__MATERIAL TO PROCESS__.
——————
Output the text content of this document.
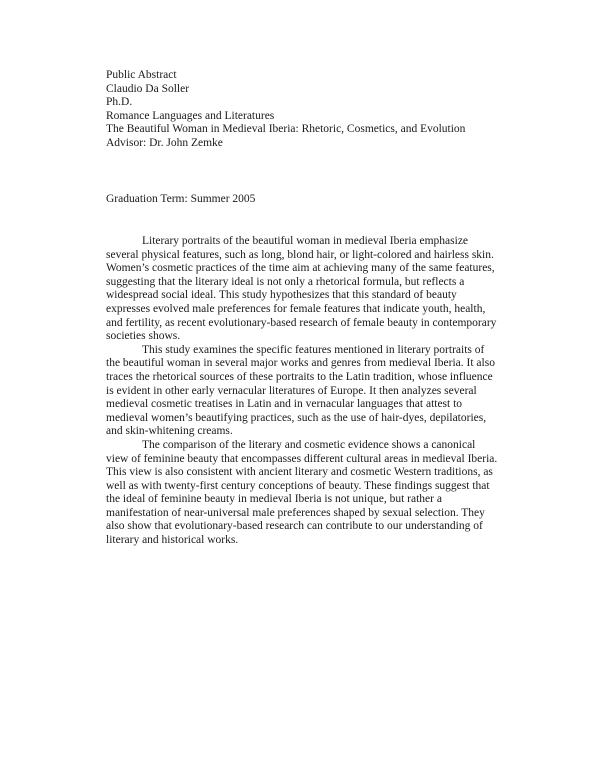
Public Abstract
Claudio Da Soller
Ph.D.
Romance Languages and Literatures
The Beautiful Woman in Medieval Iberia: Rhetoric, Cosmetics, and Evolution
Advisor: Dr. John Zemke
Graduation Term: Summer 2005

Literary portraits of the beautiful woman in medieval Iberia emphasize several physical features, such as long, blond hair, or light-colored and hairless skin. Women’s cosmetic practices of the time aim at achieving many of the same features, suggesting that the literary ideal is not only a rhetorical formula, but reflects a widespread social ideal. This study hypothesizes that this standard of beauty expresses evolved male preferences for female features that indicate youth, health, and fertility, as recent evolutionary-based research of female beauty in contemporary societies shows.

This study examines the specific features mentioned in literary portraits of the beautiful woman in several major works and genres from medieval Iberia. It also traces the rhetorical sources of these portraits to the Latin tradition, whose influence is evident in other early vernacular literatures of Europe. It then analyzes several medieval cosmetic treatises in Latin and in vernacular languages that attest to medieval women’s beautifying practices, such as the use of hair-dyes, depilatories, and skin-whitening creams.

The comparison of the literary and cosmetic evidence shows a canonical view of feminine beauty that encompasses different cultural areas in medieval Iberia. This view is also consistent with ancient literary and cosmetic Western traditions, as well as with twenty-first century conceptions of beauty. These findings suggest that the ideal of feminine beauty in medieval Iberia is not unique, but rather a manifestation of near-universal male preferences shaped by sexual selection. They also show that evolutionary-based research can contribute to our understanding of literary and historical works.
——————
__TASK TO COMPLETE__. Copy the records above exactly. The pictures are not part of the copy.

__OUTPUT OF THE EXERCISE__.
Output the text content of this document.
Public Abstract
Claudio Da Soller
Ph.D.
Romance Languages and Literatures
The Beautiful Woman in Medieval Iberia: Rhetoric, Cosmetics, and Evolution
Advisor: Dr. John Zemke
Graduation Term: Summer 2005

Literary portraits of the beautiful woman in medieval Iberia emphasize several physical features, such as long, blond hair, or light-colored and hairless skin. Women’s cosmetic practices of the time aim at achieving many of the same features, suggesting that the literary ideal is not only a rhetorical formula, but reflects a widespread social ideal. This study hypothesizes that this standard of beauty expresses evolved male preferences for female features that indicate youth, health, and fertility, as recent evolutionary-based research of female beauty in contemporary societies shows.

This study examines the specific features mentioned in literary portraits of the beautiful woman in several major works and genres from medieval Iberia. It also traces the rhetorical sources of these portraits to the Latin tradition, whose influence is evident in other early vernacular literatures of Europe. It then analyzes several medieval cosmetic treatises in Latin and in vernacular languages that attest to medieval women’s beautifying practices, such as the use of hair-dyes, depilatories, and skin-whitening creams.

The comparison of the literary and cosmetic evidence shows a canonical view of feminine beauty that encompasses different cultural areas in medieval Iberia. This view is also consistent with ancient literary and cosmetic Western traditions, as well as with twenty-first century conceptions of beauty. These findings suggest that the ideal of feminine beauty in medieval Iberia is not unique, but rather a manifestation of near-universal male preferences shaped by sexual selection. They also show that evolutionary-based research can contribute to our understanding of literary and historical works.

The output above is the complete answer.